State how many lines of the entries hold the string "формулы", and nothing more.
———
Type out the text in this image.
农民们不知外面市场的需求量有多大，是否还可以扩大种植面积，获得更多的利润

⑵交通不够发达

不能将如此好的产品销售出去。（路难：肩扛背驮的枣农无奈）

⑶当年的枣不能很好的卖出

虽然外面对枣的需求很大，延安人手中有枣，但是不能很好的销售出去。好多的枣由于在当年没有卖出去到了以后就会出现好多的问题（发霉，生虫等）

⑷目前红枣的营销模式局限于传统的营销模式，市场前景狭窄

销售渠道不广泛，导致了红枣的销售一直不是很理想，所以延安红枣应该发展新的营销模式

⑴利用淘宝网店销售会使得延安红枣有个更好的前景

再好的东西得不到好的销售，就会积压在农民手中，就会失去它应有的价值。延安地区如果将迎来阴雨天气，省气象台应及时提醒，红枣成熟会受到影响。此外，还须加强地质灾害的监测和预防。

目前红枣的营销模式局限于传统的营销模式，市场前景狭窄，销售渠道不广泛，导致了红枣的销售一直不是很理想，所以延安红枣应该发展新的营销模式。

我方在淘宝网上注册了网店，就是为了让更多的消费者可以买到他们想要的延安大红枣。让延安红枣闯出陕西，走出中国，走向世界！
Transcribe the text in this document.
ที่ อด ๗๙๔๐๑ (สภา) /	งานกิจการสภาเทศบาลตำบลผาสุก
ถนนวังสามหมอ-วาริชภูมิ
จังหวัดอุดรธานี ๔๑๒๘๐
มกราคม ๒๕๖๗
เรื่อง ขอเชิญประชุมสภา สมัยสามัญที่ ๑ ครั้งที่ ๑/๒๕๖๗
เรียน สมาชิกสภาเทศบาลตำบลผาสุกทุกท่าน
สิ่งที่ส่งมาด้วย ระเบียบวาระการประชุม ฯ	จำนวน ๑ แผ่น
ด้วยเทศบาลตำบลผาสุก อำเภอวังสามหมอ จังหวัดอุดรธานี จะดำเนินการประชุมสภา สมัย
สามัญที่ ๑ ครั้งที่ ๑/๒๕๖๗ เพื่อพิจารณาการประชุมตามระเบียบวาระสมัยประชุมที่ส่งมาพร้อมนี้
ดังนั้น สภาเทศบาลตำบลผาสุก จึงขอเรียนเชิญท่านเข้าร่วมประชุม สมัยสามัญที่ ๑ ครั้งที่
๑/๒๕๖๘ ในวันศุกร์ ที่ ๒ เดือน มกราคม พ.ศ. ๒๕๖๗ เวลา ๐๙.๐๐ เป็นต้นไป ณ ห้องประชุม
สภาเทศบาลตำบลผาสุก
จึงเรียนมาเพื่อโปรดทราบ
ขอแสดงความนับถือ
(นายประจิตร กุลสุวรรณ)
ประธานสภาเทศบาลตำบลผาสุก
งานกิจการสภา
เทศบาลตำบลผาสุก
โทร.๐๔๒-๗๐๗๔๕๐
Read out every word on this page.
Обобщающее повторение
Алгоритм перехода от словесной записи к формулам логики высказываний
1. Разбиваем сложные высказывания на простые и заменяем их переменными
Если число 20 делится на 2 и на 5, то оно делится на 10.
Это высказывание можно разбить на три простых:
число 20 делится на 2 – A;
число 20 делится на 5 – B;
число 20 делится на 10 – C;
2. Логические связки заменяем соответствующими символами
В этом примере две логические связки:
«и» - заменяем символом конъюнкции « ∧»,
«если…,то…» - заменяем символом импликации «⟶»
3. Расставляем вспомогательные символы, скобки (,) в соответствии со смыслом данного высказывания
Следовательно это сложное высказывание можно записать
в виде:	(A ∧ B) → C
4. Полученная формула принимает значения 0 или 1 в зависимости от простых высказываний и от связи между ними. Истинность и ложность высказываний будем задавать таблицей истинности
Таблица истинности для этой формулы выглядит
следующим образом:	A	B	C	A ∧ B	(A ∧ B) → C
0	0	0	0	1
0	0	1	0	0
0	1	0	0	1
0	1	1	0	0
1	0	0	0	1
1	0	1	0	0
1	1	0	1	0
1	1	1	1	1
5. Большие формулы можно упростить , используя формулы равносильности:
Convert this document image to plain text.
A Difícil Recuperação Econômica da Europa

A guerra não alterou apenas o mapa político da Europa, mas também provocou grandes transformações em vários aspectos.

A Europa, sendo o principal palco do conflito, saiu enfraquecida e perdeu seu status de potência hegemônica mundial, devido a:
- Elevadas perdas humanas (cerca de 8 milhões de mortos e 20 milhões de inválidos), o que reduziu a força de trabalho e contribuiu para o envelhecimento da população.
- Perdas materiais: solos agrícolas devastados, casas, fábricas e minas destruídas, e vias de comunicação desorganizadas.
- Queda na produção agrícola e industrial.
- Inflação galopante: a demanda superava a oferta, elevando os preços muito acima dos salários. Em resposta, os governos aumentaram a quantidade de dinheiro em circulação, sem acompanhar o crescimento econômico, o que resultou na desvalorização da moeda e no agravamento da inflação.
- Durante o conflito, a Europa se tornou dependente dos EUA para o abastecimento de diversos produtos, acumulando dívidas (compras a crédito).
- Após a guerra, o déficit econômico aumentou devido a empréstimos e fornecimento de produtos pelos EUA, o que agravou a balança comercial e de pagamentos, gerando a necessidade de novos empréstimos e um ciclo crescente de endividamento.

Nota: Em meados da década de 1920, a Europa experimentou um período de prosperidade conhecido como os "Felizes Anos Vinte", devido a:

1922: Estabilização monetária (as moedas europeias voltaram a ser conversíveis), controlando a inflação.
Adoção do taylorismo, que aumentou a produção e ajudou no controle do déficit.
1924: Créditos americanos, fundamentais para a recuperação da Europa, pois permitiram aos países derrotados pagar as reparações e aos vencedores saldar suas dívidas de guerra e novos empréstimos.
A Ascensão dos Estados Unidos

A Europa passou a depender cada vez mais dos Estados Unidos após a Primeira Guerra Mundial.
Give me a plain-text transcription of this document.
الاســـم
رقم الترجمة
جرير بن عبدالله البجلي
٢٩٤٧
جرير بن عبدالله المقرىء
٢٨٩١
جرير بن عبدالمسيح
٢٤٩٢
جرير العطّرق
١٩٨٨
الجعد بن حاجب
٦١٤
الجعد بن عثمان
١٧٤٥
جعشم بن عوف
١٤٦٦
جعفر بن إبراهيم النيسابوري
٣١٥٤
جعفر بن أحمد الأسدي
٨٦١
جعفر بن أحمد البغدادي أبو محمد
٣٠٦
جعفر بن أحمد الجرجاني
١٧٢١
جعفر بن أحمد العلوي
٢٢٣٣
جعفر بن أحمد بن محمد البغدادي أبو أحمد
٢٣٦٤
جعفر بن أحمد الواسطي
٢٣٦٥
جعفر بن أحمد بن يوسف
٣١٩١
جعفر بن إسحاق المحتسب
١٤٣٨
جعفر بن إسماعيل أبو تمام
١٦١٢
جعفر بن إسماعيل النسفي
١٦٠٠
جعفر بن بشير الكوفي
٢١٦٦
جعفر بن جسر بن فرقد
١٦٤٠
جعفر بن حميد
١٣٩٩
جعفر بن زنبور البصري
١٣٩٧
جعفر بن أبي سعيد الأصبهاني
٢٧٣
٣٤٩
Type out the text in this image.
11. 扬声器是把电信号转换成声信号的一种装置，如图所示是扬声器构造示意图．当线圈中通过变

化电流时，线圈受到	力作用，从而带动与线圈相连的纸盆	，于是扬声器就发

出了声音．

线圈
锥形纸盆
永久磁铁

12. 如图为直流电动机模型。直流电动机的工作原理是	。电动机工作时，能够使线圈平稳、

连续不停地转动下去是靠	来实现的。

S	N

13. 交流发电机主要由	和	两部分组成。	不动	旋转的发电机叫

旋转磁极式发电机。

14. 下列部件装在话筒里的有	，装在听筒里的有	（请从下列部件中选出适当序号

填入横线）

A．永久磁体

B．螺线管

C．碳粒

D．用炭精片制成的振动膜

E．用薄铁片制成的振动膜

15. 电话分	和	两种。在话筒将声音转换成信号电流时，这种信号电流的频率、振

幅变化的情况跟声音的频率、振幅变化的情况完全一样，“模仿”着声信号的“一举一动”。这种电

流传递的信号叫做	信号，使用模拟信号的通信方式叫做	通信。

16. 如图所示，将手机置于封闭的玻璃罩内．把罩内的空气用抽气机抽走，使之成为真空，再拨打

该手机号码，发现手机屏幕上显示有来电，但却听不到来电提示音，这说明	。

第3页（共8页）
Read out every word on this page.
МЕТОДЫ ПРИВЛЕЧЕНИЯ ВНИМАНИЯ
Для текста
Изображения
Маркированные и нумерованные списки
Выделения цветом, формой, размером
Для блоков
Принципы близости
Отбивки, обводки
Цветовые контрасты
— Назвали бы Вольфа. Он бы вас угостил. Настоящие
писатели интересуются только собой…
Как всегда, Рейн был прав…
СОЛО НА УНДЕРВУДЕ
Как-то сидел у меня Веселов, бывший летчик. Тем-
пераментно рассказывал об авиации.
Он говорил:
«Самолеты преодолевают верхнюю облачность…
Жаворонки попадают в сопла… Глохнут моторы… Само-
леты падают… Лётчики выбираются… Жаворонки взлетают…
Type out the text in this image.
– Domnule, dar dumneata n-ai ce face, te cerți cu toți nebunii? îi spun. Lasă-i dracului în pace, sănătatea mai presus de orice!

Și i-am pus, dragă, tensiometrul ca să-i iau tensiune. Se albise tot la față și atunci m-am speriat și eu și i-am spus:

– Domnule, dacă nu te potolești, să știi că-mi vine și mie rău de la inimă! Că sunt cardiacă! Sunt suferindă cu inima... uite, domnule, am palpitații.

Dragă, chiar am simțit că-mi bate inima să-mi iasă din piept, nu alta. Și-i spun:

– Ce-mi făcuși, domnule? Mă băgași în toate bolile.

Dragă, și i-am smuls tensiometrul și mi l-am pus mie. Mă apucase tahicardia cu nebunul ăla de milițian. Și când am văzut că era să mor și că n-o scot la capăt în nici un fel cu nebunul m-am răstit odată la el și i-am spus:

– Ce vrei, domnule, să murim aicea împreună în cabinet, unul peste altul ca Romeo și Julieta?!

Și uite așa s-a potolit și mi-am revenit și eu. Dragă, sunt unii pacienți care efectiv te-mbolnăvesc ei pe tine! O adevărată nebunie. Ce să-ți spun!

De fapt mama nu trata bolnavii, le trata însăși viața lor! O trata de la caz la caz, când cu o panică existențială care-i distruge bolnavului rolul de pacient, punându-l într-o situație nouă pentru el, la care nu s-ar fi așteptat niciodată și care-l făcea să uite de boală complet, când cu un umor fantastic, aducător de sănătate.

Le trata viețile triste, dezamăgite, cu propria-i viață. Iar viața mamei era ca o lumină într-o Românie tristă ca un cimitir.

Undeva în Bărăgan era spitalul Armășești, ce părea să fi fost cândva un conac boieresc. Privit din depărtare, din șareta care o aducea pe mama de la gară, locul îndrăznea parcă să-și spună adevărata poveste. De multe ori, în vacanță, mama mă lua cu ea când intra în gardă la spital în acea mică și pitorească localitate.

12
———
§ EXERCISE RESPONSE:
2